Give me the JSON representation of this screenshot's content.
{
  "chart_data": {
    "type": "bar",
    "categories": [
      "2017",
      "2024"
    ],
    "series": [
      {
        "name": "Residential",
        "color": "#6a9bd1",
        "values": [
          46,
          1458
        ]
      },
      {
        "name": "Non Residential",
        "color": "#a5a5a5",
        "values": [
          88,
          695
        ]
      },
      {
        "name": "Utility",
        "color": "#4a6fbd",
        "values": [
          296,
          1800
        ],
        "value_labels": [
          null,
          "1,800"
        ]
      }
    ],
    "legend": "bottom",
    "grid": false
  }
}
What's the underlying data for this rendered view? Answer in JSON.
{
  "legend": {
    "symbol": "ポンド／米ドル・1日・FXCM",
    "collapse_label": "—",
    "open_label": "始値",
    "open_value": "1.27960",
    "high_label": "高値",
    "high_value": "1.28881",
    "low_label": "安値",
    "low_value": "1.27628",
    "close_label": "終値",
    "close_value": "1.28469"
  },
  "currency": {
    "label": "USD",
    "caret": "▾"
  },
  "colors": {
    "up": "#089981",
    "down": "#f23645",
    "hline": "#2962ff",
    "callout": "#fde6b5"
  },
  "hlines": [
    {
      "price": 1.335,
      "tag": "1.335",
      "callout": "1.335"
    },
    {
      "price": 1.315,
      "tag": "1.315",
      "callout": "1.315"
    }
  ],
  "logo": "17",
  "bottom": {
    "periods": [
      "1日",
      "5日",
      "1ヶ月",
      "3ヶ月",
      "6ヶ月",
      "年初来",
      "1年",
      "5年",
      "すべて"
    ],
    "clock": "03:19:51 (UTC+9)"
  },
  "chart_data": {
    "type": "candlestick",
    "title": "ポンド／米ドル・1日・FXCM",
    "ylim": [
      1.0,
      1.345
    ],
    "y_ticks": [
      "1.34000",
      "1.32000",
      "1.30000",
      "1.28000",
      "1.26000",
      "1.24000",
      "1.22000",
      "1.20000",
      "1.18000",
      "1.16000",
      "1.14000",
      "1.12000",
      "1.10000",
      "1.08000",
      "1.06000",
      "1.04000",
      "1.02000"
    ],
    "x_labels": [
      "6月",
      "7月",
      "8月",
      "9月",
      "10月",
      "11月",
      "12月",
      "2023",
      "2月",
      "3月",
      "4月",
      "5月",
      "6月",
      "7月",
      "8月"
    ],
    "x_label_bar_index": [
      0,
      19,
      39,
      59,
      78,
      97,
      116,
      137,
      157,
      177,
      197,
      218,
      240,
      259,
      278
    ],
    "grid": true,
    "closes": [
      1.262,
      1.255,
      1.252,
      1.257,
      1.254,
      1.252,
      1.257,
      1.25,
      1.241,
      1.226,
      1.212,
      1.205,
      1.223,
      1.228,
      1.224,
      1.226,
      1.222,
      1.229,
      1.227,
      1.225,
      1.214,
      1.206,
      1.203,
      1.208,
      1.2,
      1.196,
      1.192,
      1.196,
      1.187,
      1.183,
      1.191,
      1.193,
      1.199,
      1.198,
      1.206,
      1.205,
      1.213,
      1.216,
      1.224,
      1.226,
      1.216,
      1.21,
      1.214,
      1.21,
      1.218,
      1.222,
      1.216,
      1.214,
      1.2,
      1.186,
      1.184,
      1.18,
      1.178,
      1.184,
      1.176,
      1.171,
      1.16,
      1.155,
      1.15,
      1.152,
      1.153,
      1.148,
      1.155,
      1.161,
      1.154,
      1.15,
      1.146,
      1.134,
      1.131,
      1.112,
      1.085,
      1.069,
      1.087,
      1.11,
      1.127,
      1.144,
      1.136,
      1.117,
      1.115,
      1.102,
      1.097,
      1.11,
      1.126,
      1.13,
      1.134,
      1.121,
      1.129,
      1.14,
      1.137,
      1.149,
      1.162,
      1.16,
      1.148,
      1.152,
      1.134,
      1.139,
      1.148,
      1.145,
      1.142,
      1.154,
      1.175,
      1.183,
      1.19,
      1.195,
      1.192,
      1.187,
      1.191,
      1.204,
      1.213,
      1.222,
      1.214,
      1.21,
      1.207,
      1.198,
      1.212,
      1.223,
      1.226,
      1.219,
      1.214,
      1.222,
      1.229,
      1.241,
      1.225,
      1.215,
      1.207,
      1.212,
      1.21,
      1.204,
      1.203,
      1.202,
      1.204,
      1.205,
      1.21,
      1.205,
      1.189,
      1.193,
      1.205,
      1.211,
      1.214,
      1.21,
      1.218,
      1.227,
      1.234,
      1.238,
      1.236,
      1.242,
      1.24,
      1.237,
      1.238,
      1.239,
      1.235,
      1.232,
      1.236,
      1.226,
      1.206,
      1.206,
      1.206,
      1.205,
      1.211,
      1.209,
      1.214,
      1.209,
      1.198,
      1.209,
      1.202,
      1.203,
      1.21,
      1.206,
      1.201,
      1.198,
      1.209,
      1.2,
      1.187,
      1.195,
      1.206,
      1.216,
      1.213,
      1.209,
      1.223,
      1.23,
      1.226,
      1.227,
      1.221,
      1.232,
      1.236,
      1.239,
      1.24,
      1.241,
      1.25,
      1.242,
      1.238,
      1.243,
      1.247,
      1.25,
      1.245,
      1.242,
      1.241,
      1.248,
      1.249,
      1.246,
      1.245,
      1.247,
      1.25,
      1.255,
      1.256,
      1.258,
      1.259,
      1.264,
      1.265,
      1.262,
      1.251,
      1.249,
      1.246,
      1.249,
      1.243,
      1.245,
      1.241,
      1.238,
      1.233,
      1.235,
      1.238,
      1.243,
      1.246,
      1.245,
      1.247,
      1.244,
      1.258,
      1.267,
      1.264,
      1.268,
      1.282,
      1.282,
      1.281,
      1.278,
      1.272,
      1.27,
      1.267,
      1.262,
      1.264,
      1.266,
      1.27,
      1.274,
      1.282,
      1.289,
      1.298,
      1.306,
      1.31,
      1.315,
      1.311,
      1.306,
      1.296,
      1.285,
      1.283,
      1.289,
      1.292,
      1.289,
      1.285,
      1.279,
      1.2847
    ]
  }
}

==================================================

**Required task**:
Collect the lines that hold "Residential".

**The completed task**:
        "name": "Residential",
        "name": "Non Residential",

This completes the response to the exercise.